---------- Input data

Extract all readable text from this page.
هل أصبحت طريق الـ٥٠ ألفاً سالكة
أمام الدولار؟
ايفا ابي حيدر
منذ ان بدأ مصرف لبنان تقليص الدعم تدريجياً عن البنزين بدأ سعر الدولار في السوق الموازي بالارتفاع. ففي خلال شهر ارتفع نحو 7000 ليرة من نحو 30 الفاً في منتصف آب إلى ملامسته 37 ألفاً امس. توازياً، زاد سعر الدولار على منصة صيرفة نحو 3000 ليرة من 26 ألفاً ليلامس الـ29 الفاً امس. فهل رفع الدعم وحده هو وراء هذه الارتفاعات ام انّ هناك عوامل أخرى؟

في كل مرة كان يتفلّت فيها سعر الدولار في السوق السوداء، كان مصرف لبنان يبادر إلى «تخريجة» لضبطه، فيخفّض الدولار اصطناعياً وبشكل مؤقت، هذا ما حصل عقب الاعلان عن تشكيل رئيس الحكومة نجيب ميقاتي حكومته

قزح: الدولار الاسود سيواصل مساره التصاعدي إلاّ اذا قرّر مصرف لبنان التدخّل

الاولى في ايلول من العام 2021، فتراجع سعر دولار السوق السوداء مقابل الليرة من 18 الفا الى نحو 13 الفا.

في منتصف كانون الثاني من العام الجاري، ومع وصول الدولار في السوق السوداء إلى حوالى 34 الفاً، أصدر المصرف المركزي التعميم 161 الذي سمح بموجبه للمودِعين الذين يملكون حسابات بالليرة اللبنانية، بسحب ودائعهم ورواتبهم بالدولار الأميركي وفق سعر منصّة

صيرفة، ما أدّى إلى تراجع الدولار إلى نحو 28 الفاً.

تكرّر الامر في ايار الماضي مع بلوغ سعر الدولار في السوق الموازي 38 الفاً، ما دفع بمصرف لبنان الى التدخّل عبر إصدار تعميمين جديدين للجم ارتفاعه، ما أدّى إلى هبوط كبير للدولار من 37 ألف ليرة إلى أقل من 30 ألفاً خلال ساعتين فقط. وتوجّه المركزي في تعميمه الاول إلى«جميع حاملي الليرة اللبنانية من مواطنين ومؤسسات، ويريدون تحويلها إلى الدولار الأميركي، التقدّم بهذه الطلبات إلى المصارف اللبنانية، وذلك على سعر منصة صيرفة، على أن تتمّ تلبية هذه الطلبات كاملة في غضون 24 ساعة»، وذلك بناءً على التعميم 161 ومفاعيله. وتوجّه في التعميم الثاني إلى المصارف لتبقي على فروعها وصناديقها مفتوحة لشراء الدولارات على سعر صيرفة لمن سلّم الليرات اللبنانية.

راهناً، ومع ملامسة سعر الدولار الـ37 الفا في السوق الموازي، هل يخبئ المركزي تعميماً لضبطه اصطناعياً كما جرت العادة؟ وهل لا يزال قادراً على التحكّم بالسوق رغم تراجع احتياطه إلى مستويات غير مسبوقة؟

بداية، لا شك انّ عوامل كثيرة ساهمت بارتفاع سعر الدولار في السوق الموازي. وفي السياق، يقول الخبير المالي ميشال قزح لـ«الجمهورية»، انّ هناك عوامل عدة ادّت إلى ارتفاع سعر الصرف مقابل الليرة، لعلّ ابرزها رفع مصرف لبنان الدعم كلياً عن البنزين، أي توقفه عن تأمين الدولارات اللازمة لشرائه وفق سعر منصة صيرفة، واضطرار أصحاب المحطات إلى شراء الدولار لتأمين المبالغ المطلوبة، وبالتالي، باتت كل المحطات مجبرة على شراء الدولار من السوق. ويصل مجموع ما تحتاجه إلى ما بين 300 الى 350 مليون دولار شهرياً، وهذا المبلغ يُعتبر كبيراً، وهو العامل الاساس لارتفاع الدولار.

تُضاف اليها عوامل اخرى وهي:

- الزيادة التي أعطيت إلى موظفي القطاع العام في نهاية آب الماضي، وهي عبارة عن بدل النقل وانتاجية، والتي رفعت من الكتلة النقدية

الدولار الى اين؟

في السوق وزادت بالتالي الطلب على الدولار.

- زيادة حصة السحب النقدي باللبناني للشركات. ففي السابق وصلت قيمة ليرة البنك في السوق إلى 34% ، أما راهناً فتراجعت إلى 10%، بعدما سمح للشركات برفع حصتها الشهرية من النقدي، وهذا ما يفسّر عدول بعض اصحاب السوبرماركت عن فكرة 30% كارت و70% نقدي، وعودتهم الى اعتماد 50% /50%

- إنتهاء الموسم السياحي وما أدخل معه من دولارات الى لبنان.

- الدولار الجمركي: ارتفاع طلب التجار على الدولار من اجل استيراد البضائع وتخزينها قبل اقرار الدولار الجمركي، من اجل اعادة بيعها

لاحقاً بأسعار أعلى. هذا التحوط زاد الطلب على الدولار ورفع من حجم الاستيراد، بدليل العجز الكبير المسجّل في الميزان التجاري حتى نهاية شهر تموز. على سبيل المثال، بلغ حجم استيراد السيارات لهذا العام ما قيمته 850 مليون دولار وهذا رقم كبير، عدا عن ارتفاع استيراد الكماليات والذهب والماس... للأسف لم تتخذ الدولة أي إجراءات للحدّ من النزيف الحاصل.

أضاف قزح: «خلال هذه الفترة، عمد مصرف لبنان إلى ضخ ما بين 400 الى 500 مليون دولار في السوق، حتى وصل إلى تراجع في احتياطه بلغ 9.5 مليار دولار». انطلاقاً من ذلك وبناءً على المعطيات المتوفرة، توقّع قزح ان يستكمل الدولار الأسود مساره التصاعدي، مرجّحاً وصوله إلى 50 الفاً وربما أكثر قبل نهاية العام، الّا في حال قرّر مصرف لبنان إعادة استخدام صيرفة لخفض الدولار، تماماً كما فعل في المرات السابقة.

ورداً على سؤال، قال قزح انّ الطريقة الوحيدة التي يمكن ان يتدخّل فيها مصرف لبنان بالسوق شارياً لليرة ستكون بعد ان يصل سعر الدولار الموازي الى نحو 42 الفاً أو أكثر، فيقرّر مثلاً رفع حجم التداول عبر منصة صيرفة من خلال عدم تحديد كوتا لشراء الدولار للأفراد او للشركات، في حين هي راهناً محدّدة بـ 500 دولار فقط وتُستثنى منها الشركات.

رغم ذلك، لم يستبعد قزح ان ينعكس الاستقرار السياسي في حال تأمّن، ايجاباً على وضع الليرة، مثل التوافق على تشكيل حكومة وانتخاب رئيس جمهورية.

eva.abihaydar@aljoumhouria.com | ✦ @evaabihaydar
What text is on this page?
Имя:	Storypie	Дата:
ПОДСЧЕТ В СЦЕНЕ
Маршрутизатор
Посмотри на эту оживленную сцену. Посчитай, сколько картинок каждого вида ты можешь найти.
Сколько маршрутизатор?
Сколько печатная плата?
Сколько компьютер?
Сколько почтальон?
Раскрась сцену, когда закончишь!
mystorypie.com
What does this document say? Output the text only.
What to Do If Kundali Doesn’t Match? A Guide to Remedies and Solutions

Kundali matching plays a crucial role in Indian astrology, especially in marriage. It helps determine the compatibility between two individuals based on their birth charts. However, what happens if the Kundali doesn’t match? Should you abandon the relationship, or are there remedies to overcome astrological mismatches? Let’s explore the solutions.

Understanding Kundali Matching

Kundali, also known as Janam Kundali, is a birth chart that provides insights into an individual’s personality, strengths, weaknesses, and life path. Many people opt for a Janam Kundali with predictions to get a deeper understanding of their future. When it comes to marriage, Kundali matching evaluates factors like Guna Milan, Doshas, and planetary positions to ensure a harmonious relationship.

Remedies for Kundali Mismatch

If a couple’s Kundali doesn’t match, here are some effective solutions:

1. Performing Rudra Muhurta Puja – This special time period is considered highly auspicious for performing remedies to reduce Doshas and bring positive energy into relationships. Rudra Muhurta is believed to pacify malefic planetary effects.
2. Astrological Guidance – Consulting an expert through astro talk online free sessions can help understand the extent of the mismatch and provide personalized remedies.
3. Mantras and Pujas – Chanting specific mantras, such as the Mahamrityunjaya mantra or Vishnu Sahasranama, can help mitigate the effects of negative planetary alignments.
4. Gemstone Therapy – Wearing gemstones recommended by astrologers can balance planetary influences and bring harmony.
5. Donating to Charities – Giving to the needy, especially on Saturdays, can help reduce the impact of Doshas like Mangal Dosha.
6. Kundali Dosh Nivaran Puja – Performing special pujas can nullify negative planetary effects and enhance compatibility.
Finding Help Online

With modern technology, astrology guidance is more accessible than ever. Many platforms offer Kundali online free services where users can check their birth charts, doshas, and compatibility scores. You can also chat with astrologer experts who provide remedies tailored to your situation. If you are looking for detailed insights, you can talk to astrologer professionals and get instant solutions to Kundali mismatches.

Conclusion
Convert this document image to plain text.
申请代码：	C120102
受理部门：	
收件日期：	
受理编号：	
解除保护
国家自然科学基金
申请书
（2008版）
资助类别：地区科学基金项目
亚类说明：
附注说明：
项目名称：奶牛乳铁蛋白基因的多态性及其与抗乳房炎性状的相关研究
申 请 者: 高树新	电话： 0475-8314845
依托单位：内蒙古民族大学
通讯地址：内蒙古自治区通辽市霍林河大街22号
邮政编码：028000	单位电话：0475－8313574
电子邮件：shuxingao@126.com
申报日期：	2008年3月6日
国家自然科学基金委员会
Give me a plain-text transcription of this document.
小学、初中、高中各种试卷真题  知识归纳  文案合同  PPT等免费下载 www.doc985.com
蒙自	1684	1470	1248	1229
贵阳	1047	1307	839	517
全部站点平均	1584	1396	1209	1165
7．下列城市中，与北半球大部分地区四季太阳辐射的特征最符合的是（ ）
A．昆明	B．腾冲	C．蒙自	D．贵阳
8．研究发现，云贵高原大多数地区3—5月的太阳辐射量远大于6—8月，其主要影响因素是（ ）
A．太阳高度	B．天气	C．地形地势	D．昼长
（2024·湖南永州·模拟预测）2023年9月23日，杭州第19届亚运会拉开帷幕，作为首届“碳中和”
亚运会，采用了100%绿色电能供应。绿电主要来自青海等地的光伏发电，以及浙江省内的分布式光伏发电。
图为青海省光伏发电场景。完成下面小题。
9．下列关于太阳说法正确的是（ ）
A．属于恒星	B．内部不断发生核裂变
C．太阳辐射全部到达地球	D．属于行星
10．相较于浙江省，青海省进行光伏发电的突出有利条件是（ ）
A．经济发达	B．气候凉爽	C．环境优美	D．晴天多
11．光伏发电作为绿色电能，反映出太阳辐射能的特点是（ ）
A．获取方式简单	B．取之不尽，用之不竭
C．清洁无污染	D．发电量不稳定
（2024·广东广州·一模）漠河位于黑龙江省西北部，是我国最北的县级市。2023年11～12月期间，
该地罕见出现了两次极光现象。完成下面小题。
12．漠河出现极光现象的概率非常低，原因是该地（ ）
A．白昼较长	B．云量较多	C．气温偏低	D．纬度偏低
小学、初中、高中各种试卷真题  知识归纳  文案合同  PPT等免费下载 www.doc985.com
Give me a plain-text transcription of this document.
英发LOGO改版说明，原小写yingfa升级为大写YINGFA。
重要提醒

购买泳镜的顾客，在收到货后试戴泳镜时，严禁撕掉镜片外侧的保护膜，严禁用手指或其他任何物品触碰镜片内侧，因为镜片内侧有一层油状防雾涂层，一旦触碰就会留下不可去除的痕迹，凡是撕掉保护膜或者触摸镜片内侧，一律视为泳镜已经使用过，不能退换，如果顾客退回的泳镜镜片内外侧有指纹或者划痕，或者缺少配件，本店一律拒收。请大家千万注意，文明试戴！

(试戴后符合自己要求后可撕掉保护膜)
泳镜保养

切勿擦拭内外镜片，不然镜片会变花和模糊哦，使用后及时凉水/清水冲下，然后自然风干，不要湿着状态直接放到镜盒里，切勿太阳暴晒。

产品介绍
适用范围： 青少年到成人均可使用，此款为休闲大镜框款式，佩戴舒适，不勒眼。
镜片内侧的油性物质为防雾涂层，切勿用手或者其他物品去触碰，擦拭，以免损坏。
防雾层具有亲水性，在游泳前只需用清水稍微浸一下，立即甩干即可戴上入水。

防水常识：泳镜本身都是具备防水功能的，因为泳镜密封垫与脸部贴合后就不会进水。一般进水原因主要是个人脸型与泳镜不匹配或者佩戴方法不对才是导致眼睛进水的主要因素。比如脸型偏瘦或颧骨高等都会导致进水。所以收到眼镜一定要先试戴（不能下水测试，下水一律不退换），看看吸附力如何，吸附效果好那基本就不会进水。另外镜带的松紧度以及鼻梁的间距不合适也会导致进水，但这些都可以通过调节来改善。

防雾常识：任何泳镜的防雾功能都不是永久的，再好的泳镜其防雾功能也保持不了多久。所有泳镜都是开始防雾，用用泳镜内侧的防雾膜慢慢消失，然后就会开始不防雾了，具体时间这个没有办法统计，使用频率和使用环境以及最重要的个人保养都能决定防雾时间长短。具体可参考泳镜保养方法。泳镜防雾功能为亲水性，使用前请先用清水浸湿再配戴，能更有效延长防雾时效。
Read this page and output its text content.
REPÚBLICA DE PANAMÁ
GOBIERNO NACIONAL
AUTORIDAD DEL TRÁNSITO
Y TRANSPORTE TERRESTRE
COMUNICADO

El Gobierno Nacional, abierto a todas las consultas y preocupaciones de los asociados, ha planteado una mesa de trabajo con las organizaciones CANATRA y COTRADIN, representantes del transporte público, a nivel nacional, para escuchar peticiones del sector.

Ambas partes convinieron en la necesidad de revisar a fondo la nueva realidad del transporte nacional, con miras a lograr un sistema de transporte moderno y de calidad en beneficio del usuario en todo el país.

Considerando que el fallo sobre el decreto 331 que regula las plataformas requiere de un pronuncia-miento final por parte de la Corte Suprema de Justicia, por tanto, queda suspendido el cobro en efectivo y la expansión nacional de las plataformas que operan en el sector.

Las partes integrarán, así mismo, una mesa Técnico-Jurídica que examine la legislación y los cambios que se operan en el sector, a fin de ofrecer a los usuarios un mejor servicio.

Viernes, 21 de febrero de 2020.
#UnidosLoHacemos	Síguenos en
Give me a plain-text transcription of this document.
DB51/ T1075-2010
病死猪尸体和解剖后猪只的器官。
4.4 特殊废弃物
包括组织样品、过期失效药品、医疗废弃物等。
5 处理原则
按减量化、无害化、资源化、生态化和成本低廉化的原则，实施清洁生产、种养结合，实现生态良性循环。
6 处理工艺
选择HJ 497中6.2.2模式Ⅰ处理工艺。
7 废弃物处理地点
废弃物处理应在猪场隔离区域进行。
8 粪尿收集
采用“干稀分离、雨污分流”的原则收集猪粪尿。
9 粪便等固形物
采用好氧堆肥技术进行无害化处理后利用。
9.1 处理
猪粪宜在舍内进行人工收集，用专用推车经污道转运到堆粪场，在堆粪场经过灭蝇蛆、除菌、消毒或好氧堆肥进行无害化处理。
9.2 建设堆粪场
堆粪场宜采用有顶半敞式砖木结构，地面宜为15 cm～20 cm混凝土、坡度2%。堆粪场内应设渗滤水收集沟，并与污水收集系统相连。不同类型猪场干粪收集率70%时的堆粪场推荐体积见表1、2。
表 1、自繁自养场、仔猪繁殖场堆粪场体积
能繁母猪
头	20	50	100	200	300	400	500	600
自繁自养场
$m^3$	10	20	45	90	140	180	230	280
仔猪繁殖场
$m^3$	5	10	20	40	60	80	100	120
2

--------------------

• Task brief:
Whichever lines contain the string "their", select and copy them.

• Final answer:
Kundali matching plays a crucial role in Indian astrology, especially in marriage. It helps determine the compatibility between two individuals based on their birth charts. However, what happens if the Kundali doesn’t match? Should you abandon the relationship, or are there remedies to overcome astrological mismatches? Let’s explore the solutions.
Kundali, also known as Janam Kundali, is a birth chart that provides insights into an individual’s personality, strengths, weaknesses, and life path. Many people opt for a Janam Kundali with predictions to get a deeper understanding of their future. When it comes to marriage, Kundali matching evaluates factors like Guna Milan, Doshas, and planetary positions to ensure a harmonious relationship.
With modern technology, astrology guidance is more accessible than ever. Many platforms offer Kundali online free services where users can check their birth charts, doshas, and compatibility scores. You can also chat with astrologer experts who provide remedies tailored to your situation. If you are looking for detailed insights, you can talk to astrologer professionals and get instant solutions to Kundali mismatches.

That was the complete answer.